• _The exercise_
The records that follow are to be repeated exactly, with the pictures removed.

• _Data shown_
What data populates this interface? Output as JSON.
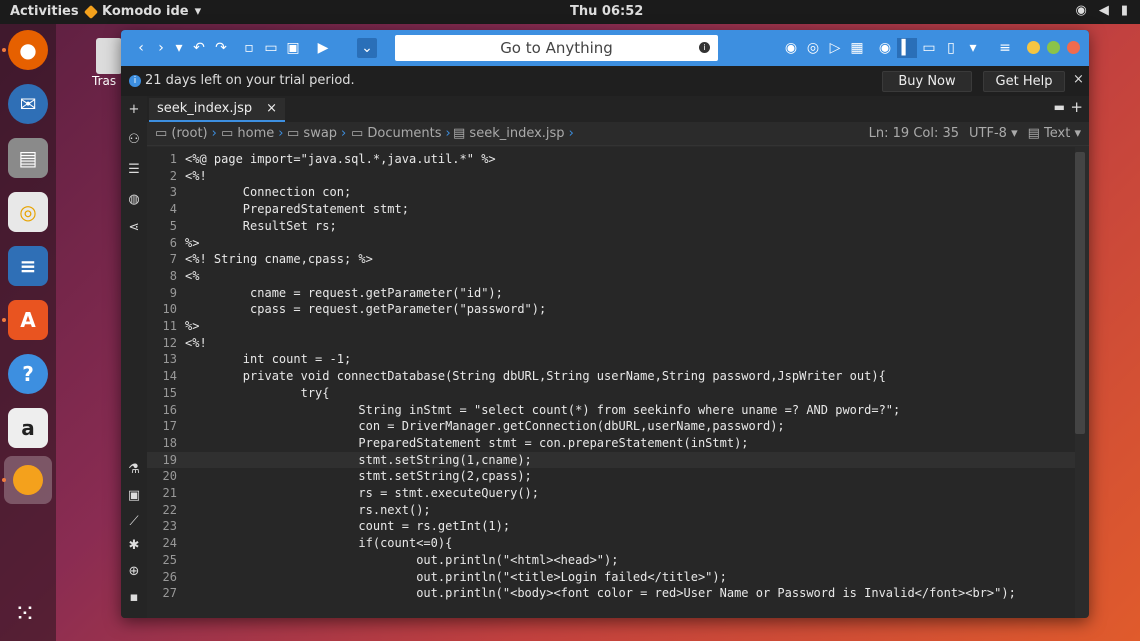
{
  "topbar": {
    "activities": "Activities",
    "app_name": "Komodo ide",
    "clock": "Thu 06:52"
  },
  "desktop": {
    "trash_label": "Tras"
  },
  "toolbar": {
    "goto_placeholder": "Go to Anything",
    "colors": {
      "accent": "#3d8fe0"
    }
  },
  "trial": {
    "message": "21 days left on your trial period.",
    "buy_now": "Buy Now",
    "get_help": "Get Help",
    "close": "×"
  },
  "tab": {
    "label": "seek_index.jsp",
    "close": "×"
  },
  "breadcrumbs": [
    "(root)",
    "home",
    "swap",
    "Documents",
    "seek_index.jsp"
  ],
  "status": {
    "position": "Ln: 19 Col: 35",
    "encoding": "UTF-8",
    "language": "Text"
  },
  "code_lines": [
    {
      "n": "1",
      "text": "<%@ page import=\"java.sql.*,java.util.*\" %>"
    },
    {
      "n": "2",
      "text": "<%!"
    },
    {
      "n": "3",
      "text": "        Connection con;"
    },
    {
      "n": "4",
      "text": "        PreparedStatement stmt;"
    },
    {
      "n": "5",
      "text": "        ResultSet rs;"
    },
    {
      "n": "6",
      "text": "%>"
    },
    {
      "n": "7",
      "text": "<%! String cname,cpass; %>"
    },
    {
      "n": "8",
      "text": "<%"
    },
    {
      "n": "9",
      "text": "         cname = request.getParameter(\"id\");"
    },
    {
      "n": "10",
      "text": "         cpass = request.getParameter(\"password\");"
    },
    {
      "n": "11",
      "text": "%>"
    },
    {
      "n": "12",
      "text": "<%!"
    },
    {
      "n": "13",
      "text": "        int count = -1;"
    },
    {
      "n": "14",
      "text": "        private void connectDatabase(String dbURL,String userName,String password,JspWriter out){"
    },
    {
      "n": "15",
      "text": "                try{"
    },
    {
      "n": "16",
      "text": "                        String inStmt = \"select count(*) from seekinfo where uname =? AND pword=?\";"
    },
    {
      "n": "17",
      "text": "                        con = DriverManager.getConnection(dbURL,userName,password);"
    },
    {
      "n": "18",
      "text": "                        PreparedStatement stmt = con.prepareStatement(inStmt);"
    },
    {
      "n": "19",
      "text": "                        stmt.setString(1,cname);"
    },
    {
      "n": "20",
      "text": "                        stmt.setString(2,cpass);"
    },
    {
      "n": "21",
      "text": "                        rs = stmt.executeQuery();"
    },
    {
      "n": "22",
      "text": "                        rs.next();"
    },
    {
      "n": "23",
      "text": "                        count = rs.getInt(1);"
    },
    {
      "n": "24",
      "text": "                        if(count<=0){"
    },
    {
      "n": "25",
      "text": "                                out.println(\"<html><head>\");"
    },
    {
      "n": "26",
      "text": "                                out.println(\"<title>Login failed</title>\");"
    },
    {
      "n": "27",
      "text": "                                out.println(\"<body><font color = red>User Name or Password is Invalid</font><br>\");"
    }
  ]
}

• _Exercise answer_
What data populates this interface? Output as JSON.
{
  "topbar": {
    "activities": "Activities",
    "app_name": "Komodo ide",
    "clock": "Thu 06:52"
  },
  "desktop": {
    "trash_label": "Tras"
  },
  "toolbar": {
    "goto_placeholder": "Go to Anything",
    "colors": {
      "accent": "#3d8fe0"
    }
  },
  "trial": {
    "message": "21 days left on your trial period.",
    "buy_now": "Buy Now",
    "get_help": "Get Help",
    "close": "×"
  },
  "tab": {
    "label": "seek_index.jsp",
    "close": "×"
  },
  "breadcrumbs": [
    "(root)",
    "home",
    "swap",
    "Documents",
    "seek_index.jsp"
  ],
  "status": {
    "position": "Ln: 19 Col: 35",
    "encoding": "UTF-8",
    "language": "Text"
  },
  "code_lines": [
    {
      "n": "1",
      "text": "<%@ page import=\"java.sql.*,java.util.*\" %>"
    },
    {
      "n": "2",
      "text": "<%!"
    },
    {
      "n": "3",
      "text": "        Connection con;"
    },
    {
      "n": "4",
      "text": "        PreparedStatement stmt;"
    },
    {
      "n": "5",
      "text": "        ResultSet rs;"
    },
    {
      "n": "6",
      "text": "%>"
    },
    {
      "n": "7",
      "text": "<%! String cname,cpass; %>"
    },
    {
      "n": "8",
      "text": "<%"
    },
    {
      "n": "9",
      "text": "         cname = request.getParameter(\"id\");"
    },
    {
      "n": "10",
      "text": "         cpass = request.getParameter(\"password\");"
    },
    {
      "n": "11",
      "text": "%>"
    },
    {
      "n": "12",
      "text": "<%!"
    },
    {
      "n": "13",
      "text": "        int count = -1;"
    },
    {
      "n": "14",
      "text": "        private void connectDatabase(String dbURL,String userName,String password,JspWriter out){"
    },
    {
      "n": "15",
      "text": "                try{"
    },
    {
      "n": "16",
      "text": "                        String inStmt = \"select count(*) from seekinfo where uname =? AND pword=?\";"
    },
    {
      "n": "17",
      "text": "                        con = DriverManager.getConnection(dbURL,userName,password);"
    },
    {
      "n": "18",
      "text": "                        PreparedStatement stmt = con.prepareStatement(inStmt);"
    },
    {
      "n": "19",
      "text": "                        stmt.setString(1,cname);"
    },
    {
      "n": "20",
      "text": "                        stmt.setString(2,cpass);"
    },
    {
      "n": "21",
      "text": "                        rs = stmt.executeQuery();"
    },
    {
      "n": "22",
      "text": "                        rs.next();"
    },
    {
      "n": "23",
      "text": "                        count = rs.getInt(1);"
    },
    {
      "n": "24",
      "text": "                        if(count<=0){"
    },
    {
      "n": "25",
      "text": "                                out.println(\"<html><head>\");"
    },
    {
      "n": "26",
      "text": "                                out.println(\"<title>Login failed</title>\");"
    },
    {
      "n": "27",
      "text": "                                out.println(\"<body><font color = red>User Name or Password is Invalid</font><br>\");"
    }
  ]
}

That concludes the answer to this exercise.